> Set exercise: Every line below that mentions the word "Riojas" should be copied out.

> Records supplied:
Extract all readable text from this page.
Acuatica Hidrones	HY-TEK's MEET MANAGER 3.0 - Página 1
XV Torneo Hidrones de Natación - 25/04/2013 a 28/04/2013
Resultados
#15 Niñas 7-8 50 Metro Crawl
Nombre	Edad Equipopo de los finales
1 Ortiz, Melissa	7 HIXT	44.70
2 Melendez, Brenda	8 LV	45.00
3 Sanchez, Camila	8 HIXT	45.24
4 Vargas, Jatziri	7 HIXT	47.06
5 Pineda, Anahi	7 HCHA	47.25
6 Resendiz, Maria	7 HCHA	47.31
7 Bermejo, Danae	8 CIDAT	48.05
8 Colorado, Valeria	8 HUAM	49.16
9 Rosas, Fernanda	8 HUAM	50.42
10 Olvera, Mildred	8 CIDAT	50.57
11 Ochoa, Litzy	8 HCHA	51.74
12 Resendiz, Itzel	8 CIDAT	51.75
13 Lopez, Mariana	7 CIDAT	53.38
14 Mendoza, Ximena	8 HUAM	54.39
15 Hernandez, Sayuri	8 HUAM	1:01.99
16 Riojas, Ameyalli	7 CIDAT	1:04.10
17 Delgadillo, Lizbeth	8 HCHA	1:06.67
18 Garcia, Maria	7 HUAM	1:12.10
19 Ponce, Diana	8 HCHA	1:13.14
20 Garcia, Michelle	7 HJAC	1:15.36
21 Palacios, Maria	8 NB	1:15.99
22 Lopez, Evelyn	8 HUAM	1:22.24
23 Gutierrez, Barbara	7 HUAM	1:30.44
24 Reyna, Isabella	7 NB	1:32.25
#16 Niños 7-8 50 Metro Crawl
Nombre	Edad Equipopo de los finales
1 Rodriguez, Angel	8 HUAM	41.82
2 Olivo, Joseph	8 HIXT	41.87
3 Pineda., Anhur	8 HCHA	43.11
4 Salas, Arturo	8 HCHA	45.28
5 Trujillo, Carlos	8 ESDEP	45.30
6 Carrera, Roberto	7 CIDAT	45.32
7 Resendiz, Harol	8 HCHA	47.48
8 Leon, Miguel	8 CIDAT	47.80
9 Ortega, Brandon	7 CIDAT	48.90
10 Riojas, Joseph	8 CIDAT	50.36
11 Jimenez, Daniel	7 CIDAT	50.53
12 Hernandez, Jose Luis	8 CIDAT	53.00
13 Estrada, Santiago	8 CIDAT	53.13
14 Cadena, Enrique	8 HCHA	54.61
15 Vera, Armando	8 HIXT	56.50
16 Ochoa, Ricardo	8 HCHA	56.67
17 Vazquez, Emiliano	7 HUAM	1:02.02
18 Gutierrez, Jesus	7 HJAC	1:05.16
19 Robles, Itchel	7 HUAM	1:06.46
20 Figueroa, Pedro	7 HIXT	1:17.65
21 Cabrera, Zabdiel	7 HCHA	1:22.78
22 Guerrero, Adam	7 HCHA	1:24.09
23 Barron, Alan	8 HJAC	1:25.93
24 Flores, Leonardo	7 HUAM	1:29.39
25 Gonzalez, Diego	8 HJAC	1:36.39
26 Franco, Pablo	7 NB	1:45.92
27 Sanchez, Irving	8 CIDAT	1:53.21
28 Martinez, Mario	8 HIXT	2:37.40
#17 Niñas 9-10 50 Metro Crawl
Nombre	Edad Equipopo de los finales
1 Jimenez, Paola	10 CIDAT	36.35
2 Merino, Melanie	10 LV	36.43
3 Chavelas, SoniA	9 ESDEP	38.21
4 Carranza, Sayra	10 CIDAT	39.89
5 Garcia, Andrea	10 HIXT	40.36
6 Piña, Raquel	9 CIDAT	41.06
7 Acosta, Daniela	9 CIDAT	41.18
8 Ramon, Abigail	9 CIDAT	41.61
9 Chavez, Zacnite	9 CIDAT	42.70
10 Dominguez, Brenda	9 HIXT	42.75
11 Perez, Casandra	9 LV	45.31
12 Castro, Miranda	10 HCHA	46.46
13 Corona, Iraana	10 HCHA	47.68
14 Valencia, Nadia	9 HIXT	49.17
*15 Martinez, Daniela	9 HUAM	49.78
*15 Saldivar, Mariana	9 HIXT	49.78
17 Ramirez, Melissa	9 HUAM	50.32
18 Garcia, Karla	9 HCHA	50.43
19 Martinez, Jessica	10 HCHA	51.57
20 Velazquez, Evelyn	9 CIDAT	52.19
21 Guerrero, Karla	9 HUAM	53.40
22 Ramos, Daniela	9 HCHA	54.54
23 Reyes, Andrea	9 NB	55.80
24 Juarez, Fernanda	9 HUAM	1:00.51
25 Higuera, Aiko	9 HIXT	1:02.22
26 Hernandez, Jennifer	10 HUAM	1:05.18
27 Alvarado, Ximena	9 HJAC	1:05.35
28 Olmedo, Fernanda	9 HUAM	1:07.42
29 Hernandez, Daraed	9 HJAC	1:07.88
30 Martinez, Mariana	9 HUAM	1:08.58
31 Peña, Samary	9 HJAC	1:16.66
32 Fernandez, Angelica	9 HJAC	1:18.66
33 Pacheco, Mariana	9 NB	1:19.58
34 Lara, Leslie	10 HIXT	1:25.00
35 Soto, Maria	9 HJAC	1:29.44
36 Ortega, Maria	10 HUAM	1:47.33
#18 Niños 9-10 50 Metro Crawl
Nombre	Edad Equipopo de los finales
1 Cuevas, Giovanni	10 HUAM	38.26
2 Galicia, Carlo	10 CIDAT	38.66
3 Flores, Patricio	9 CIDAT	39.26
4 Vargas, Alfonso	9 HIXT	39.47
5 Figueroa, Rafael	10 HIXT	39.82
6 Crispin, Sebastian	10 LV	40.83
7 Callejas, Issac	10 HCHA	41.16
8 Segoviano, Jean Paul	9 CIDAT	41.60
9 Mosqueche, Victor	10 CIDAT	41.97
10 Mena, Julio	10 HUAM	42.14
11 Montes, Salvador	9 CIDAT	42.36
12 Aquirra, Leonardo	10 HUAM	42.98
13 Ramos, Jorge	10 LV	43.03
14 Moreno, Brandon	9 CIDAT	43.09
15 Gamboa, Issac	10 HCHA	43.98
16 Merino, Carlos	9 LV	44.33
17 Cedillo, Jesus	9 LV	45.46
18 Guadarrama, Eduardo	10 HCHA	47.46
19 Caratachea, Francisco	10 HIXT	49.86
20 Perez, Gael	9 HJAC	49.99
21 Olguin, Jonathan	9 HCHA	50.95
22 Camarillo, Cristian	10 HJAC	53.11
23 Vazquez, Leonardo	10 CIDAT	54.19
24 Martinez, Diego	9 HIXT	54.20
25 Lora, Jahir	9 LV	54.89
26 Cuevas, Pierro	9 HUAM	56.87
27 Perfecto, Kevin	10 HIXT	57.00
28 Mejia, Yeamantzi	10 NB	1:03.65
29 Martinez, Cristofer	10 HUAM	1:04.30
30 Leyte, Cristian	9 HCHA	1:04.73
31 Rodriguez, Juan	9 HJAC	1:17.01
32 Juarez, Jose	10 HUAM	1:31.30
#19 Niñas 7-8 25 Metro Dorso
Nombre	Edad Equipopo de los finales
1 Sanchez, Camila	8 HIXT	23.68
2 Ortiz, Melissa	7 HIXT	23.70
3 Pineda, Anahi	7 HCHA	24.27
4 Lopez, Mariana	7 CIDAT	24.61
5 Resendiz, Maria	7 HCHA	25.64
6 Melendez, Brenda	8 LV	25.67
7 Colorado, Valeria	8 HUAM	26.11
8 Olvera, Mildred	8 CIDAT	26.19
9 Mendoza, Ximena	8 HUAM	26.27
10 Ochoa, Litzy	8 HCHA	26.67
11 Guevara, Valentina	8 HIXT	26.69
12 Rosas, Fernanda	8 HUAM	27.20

> Result:
16 Riojas, Ameyalli	7 CIDAT	1:04.10
10 Riojas, Joseph	8 CIDAT	50.36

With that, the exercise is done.